Material provided »
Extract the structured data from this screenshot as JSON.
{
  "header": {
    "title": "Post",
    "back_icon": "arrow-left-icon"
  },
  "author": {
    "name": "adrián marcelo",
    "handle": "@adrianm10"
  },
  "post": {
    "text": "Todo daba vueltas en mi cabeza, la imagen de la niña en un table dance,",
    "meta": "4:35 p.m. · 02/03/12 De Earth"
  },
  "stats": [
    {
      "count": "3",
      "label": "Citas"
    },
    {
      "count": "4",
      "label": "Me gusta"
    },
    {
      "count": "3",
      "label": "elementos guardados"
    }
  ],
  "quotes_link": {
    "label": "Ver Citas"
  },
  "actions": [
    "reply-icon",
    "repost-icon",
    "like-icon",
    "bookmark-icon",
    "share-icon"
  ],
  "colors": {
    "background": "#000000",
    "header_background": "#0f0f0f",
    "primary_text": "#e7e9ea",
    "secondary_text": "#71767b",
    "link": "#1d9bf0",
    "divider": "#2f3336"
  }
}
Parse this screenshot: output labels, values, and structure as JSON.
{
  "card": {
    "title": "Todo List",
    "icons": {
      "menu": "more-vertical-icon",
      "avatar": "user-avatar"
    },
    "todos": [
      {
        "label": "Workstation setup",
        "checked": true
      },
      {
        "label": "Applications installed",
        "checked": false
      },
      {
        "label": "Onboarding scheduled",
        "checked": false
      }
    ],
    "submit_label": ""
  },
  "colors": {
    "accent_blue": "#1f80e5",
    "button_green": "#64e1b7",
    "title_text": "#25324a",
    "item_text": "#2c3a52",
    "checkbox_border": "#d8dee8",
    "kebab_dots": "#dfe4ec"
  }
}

Aim »
Set down exactly what runs from the line with "Parse this screenshot: output" to the last line of the data above, including both of those lines and no others.

Correct response »
Parse this screenshot: output labels, values, and structure as JSON.
{
  "card": {
    "title": "Todo List",
    "icons": {
      "menu": "more-vertical-icon",
      "avatar": "user-avatar"
    },
    "todos": [
      {
        "label": "Workstation setup",
        "checked": true
      },
      {
        "label": "Applications installed",
        "checked": false
      },
      {
        "label": "Onboarding scheduled",
        "checked": false
      }
    ],
    "submit_label": ""
  },
  "colors": {
    "accent_blue": "#1f80e5",
    "button_green": "#64e1b7",
    "title_text": "#25324a",
    "item_text": "#2c3a52",
    "checkbox_border": "#d8dee8",
    "kebab_dots": "#dfe4ec"
  }
}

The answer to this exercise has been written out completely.